- Exercícios
[1] Enumere todas as pessoas que o texto sobre a violência política em Moçambique identifica por nome e apelido.
[2] Reproduza, palavra por palavra, o trecho do texto sobre a violência política em Moçambique que começa em "Em 2016, foi" e termina em "parcial e incompleta.".

- Texto do documento
------------------------

Depois de figuras proeminentes como Elvino Dias e Paulo Guambe, surge agora a tentativa de assassinato ao Joel Amaral, vulgarmente conhecido por MC Trufa Trufafa, um jovem que foi bastante ativo durante a campanha do VM7. São várias as vozes que já foram silenciadas, e todas têm algo em comum: ousaram pensar de forma diferente, propor caminhos alternativos ou criticar abertamente o regime. O padrão repete-se com inquietante regularidade. E o mais preocupante é a aparente impunidade que envolve estes casos.
Há, em Moçambique, uma crescente sensação de que não se toleram ideias novas, visões alternativas ou críticas construtivas. A impressão é a de que viver na “mesmice” — na repetição cega do discurso oficial — é não só uma expectativa, mas uma imposição. Questionar o regime ou propor outro rumo é, muitas vezes, interpretado como uma ameaça, e os que ousam fazê-lo enfrentam consequências gravíssimas.
A morte do constitucionalista franco-moçambicano Gilles Cistac, em plena zona nobre de Maputo, em 2015, permanece envolta em mistério. A sua voz incómoda, que defendia uma interpretação rigorosa e justa da Constituição, foi silenciada de forma brutal. Até hoje, não se conhecem os autores morais ou materiais do crime.
Em 2016, foi o deputado da RENAMO, Jeremias Pondeca, quem perdeu a vida, também assassinado a tiro em Maputo. Mais uma vez, nenhum esclarecimento convincente foi apresentado ao povo. O padrão repete-se: vítimas ligadas à oposição ou a posições críticas são eliminadas, e os processos permanecem envoltos em opacidade.
Já em 2019, o ativista e observador eleitoral Anastácio Matavele foi igualmente morto a tiro em Xai-Xai. Neste caso, cinco agentes da polícia foram julgados e condenados, o que, à primeira vista, poderia parecer um sinal de justiça. No entanto, a ausência de punição para os mandantes do crime deixou a sensação de que os verdadeiros responsáveis continuam protegidos e intocáveis. A justiça, assim, parece parcial e incompleta.
Num Estado que se diz democrático, a liberdade de expressão, o pluralismo de ideias e a tolerância política não são apenas direitos constitucionais — são pilares fundamentais da convivência pacífica. Quando um país começa a eliminar fisicamente aqueles que pensam diferente, entra num caminho perigoso, onde o medo substitui o diálogo, e a violência toma o lugar da política.

------------------------

- Material fornecido
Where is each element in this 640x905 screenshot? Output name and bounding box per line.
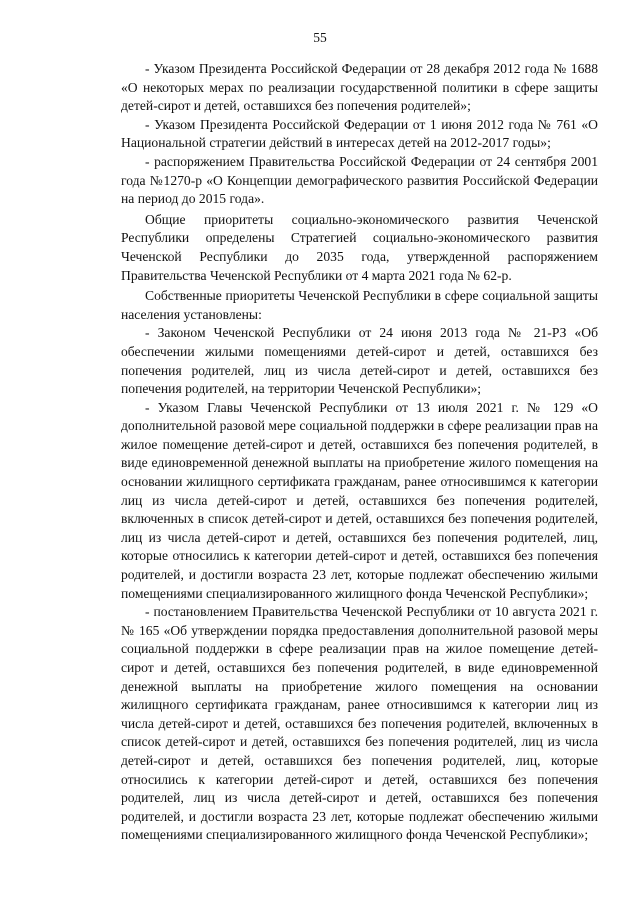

------------------------

- Exercícios resolvidos
[1] Elvino Dias, Paulo Guambe, Joel Amaral, Gilles Cistac, Jeremias Pondeca, Anastácio Matavele

[2]
Em 2016, foi o deputado da RENAMO, Jeremias Pondeca, quem perdeu a vida, também assassinado a tiro em Maputo. Mais uma vez, nenhum esclarecimento convincente foi apresentado ao povo. O padrão repete-se: vítimas ligadas à oposição ou a posições críticas são eliminadas, e os processos permanecem envoltos em opacidade.
Já em 2019, o ativista e observador eleitoral Anastácio Matavele foi igualmente morto a tiro em Xai-Xai. Neste caso, cinco agentes da polícia foram julgados e condenados, o que, à primeira vista, poderia parecer um sinal de justiça. No entanto, a ausência de punição para os mandantes do crime deixou a sensação de que os verdadeiros responsáveis continuam protegidos e intocáveis. A justiça, assim, parece parcial e incompleta.